* begin Provided data *
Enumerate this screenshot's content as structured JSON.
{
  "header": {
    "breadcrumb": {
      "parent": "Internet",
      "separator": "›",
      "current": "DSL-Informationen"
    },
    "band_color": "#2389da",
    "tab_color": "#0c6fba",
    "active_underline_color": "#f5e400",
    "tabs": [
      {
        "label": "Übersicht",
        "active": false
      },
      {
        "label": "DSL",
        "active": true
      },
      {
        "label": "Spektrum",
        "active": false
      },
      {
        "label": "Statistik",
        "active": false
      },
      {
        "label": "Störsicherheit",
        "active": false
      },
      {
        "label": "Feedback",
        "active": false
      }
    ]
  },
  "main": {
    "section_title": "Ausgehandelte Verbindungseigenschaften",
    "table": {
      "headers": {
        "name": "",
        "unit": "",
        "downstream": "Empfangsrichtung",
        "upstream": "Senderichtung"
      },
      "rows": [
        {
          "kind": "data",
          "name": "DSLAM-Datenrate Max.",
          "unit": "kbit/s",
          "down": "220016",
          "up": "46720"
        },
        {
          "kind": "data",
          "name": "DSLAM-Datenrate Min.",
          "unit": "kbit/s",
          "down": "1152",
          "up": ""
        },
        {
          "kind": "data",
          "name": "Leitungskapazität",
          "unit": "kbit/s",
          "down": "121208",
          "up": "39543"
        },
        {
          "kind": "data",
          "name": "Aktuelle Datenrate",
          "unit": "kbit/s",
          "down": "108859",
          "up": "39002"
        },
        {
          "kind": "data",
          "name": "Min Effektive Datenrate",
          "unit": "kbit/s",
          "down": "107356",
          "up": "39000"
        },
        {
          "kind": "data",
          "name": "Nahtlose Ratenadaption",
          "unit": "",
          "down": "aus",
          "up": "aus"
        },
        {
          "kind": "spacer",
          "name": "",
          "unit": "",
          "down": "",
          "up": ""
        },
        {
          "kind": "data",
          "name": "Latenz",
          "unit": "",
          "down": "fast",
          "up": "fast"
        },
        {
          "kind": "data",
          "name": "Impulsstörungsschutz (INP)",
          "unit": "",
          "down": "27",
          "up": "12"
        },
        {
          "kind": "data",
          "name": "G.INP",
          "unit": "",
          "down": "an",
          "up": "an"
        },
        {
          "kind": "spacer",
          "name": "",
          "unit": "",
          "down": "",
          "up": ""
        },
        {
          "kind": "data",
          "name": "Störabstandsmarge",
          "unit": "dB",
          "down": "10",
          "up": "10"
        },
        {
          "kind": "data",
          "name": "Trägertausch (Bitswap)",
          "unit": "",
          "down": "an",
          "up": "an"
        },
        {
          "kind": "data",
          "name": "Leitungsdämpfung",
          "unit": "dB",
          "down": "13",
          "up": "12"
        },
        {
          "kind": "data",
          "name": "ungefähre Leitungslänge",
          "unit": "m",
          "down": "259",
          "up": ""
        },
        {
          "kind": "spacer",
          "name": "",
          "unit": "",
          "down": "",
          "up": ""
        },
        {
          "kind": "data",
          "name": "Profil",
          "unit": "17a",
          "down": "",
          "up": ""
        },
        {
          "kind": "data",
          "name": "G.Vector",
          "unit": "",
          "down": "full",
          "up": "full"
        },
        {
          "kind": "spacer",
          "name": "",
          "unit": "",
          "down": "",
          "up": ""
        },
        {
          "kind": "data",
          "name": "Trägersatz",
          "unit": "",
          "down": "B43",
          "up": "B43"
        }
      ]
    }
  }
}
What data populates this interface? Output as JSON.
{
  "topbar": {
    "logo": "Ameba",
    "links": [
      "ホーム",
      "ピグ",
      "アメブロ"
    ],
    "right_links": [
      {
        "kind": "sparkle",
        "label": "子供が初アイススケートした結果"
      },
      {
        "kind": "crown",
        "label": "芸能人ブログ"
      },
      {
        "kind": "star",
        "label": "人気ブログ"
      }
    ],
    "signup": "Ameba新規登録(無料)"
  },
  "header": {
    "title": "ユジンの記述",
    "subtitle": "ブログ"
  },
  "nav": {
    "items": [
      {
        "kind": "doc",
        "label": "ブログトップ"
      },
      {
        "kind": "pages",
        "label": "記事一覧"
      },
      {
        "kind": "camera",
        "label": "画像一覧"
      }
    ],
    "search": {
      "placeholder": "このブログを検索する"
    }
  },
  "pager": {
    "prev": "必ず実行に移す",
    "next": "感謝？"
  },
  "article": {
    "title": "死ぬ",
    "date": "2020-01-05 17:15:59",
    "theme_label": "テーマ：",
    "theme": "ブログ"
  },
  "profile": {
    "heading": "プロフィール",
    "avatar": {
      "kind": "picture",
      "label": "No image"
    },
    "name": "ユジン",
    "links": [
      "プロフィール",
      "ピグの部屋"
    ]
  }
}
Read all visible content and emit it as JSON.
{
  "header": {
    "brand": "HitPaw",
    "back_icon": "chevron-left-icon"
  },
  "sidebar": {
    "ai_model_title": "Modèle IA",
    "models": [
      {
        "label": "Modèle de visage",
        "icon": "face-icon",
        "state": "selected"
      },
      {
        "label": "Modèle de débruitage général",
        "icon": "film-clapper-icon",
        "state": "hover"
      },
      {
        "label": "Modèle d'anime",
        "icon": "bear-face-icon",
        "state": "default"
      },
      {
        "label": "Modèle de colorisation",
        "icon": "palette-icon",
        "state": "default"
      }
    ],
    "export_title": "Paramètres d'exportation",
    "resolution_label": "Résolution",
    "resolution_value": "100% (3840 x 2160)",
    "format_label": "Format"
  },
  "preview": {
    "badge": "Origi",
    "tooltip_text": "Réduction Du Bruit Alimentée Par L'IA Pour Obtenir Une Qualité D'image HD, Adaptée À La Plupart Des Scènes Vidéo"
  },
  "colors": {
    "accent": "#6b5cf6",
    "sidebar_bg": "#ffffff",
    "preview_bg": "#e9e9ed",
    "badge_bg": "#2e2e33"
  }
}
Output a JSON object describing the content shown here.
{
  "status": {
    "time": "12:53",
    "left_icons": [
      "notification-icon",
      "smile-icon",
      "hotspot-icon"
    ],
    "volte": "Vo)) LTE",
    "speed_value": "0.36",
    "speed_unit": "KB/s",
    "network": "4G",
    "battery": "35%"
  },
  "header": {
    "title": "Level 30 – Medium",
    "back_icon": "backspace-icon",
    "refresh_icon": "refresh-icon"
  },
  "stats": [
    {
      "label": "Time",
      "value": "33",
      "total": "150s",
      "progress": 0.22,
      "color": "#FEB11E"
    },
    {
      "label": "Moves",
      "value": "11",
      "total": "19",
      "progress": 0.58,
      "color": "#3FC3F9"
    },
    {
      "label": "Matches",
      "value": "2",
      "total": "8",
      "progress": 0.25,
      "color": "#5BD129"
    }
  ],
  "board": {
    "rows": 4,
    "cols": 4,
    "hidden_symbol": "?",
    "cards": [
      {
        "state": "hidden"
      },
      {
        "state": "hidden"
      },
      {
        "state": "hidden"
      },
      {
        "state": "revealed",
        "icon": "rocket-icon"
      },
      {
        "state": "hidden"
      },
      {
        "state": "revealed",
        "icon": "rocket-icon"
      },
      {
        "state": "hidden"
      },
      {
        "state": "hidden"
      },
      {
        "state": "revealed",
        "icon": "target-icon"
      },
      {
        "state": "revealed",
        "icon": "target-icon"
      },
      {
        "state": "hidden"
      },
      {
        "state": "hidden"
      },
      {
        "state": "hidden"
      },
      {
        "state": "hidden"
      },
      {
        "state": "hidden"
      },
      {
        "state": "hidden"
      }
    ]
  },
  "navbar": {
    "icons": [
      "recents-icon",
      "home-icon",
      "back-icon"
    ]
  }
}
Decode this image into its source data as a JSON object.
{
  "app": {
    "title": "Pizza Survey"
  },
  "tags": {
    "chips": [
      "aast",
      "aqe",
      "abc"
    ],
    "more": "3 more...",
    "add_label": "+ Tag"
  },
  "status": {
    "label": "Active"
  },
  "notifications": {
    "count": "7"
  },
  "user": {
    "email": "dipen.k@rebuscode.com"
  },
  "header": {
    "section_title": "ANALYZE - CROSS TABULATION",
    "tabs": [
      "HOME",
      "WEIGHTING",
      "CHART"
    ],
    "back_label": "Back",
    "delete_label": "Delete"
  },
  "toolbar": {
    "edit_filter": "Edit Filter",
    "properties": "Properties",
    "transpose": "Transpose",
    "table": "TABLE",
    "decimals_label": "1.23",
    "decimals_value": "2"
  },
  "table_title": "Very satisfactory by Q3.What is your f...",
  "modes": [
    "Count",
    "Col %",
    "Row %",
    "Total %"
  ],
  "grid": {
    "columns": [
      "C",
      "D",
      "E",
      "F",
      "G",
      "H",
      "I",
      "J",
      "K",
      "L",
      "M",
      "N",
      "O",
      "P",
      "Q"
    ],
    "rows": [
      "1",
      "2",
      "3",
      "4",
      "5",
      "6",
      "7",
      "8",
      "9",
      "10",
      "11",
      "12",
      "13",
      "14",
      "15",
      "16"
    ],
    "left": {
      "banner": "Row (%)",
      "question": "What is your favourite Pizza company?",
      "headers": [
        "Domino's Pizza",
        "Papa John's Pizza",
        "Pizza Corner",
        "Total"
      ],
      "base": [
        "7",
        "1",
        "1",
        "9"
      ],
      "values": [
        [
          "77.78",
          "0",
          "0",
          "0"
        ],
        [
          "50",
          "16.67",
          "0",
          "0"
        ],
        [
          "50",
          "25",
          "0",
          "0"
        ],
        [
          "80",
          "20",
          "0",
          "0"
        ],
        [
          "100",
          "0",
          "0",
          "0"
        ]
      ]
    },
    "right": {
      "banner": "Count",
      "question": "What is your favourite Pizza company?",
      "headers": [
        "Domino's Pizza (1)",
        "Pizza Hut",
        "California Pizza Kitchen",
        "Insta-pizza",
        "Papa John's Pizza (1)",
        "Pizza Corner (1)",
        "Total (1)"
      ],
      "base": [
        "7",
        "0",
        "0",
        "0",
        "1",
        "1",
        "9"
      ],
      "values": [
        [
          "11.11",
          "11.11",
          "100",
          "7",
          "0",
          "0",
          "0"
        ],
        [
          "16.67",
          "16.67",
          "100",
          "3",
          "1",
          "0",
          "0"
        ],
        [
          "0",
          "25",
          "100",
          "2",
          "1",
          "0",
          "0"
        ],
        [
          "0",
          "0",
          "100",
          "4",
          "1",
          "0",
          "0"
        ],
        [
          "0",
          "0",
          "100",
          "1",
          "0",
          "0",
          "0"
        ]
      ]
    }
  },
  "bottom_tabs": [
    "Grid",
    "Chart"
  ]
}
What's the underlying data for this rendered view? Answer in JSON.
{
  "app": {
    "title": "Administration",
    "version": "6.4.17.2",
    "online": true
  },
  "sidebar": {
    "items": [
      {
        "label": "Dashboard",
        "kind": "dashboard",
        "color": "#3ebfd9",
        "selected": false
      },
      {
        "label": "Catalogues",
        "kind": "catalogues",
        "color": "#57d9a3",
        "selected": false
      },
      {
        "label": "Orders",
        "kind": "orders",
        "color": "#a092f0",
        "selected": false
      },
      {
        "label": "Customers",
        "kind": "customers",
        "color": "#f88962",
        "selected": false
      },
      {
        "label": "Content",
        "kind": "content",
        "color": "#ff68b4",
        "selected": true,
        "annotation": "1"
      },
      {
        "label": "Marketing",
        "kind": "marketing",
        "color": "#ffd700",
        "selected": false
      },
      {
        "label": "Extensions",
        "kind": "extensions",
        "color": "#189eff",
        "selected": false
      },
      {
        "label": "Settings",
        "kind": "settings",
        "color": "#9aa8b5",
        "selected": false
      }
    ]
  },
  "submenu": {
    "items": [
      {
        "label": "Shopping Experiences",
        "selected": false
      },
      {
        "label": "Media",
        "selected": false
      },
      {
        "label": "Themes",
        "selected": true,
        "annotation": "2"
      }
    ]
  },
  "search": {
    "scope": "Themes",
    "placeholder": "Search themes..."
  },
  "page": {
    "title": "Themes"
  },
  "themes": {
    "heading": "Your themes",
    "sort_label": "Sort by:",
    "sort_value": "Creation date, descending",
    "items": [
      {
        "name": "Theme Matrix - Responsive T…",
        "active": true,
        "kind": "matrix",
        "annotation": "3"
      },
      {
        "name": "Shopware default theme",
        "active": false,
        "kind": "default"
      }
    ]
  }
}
* end Provided data *
- [Exercise objective] Go through the preceding material and copy each line that has the word "Modèle".

- [Solution to this task]
    "ai_model_title": "Modèle IA",
        "label": "Modèle de visage",
        "label": "Modèle de débruitage général",
        "label": "Modèle d'anime",
        "label": "Modèle de colorisation",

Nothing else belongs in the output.